SELECTED PASSAGE:
The Brothers Grimm fairy tales were not originally pure stories for children. They were recordings of folk legends passed down orally in early 19th-century rural Germany, filled with violence, cruelty, revenge, and sexual innuendo. However, from 1812 to 1857, through seven editions, particularly at the hands of Wilhelm Grimm, these stories were progressively “sanitized.” And in the 20th century, modern adapters including Disney transformed them into even softer and sweeter stories.

Why did these changes occur? It wasn’t simply about removing brutal content, but contained within them are shifts in era-specific values, the emergence of the concept of children’s literature, and the evolution of cultural morality. The evolution of Grimm fairy tales is not merely a change in stories, but a record of a massive cultural transformation in how we understand childhood, morality, and the role of storytelling.

The Brothers Grimm: Folklorists and Collectors

Brothers Grimm Portrait
Portrait of Jacob and Wilhelm Grimm Source: Wikimedia Commons (Public Domain)

German Nationalism and Cultural Identity

Jacob Grimm (1785-1863) and Wilhelm Grimm (1786-1859) were originally folklorists and linguists.[1] Their primary purpose in collecting fairy tales was not to entertain children, but to preserve the cultural identity and oral traditions of the German people.[2]

In early 19th-century Germany, the country was politically fragmented and experiencing a national crisis due to Napoleon’s invasion. Against this historical backdrop, the Brothers Grimm sought to collect old stories passed down in the German language to record the unique cultural heritage of the German people.[2]

1812: Publication of the First Edition

In 1812, the Brothers Grimm published Volume 1 of Children’s and Household Tales (Kinder- und Hausmärchen).[1] This first edition contained 86 stories, and a second volume was additionally published in 1815.

SUPPLIED DATA:

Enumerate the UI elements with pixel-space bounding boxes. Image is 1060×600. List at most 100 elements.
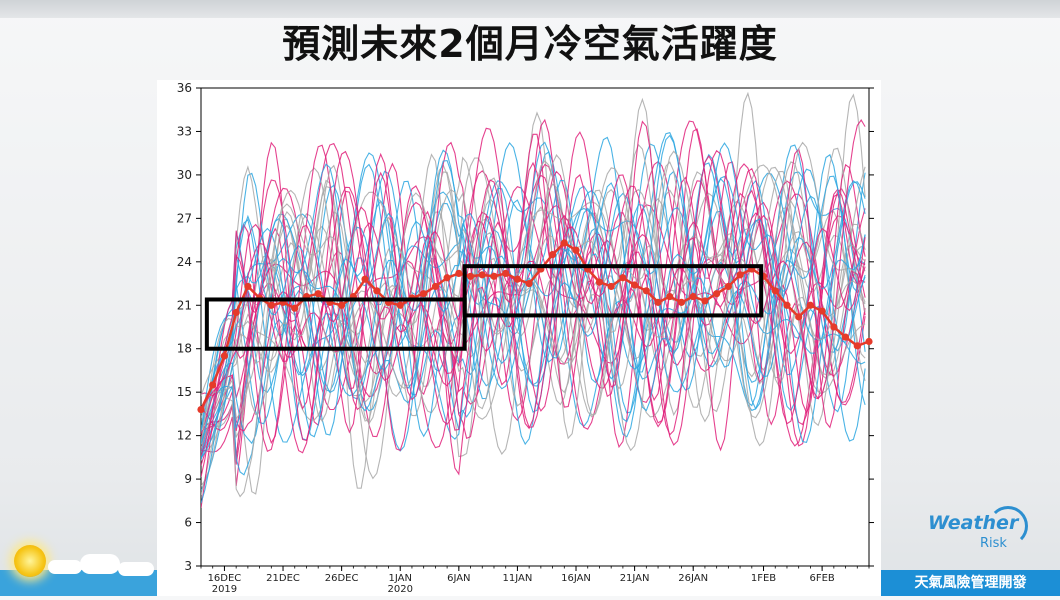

PROBLEMS AND TASKS:
A: Check each statement against the Brothers Grimm passage and answer yes or no, quoting the exact words that settle it.
(i) The first edition of the collection held 86 stories.
(ii) The brothers collected fairy tales mainly to entertain children.
(iii) The stories were softened over seven editions published between 1812 and 1857.
B: Answer these questions from the Brothers Grimm passage:
(i) What is the German title of the collection?
(ii) In what year was the second volume published?
(iii) Whose invasion caused the national crisis in Germany?
C: Extend the Brothers Grimm passage, picking up right after its final sentence.

ANSWERS PER TASK:
A:
(i) Yes: "This first edition contained 86 stories"
(ii) No: "Their primary purpose in collecting fairy tales was not to entertain children"
(iii) Yes: "from 1812 to 1857, through seven editions, particularly at the hands of Wilhelm Grimm, these stories were progressively “sanitized.”"

B:
(i) Kinder- und Hausmärchen
(ii) 1815
(iii) Napoleon's

C:
However, an important fact is that this book was originally not intended for children.[3] The Brothers Grimm conceived of it as scholarly folklore material. Indeed, the first edition included academic annotations and analyses, and the content was also unsuitable for children.[4]

Disappointing Sales and Criticism

However, sales of the first edition were disappointing.[3] Moreover, critics criticized that while the book bore the title “children’s stories,” it was completely unsuitable for children.[4] The violent and sexual content, as well as the scholarly annotations, were deemed inappropriate for child readers.

Faced with this criticism, particularly Wilhelm Grimm began to revise the stories for a child audience.[4] And this was the beginning of the massive “sanitization project” of the fairy tales.

The History of Sanitization Through Seven Editions

Wilhelm Grimm: Editor and Sanitizer

For 45 years from 1812 to 1857, the Brothers Grimm fairy tales went through a total of seven editions.[4] Each edition differed from the previous one, and the final seventh edition (1857) bore almost no resemblance to the first edition.[4]

This revision work was primarily led by Wilhelm Grimm.[4] His older brother Jacob focused more on linguistic research, while his younger brother Wilhelm refined the stories to suit an increasingly growing literary readership.[4]

Wilhelm’s editorial philosophy was clear. The goal was to make the stories more moral, less violent, and suitable for children. He deleted sexual content, softened violence, and strengthened didactic messages.

Major Sanitization Strategies

The main sanitization strategies Wilhelm employed were as follows:

1. Deletion of Sexual Content: In the first edition of the Rapunzel story, it is clearly revealed that the prince impregnated Rapunzel.[4] Rapunzel’s pregnancy is discovered when she tells the witch, “I don’t know why my clothes are so tight.” In later editions, Wilhelm deleted this passage and revised it so that the secret was revealed because Rapunzel spoke about the prince.

2. Replacing Birth Mothers with Stepmothers: In the first edition of Snow White and Hansel and Gretel, the birth mother was the villain.[4] It was the birth mother who wanted to kill or abandon the children. However, this was judged to be too shocking, and in later editions, they were all changed to stepmothers.[4] This change was intended to protect the sacred image of motherhood and project the source of evil onto outsiders (stepmothers).

3. Softening or Justifying Violence: Violent scenes were either completely deleted or at least justified as “punishment for justice.” Cruel punishments for villains were retained, but violence against innocent people was removed or softened.

4. Strengthening Moral Lessons: Clear moral messages were inserted into each story. The structure of good behavior being rewarded and evil behavior being punished was reinforced.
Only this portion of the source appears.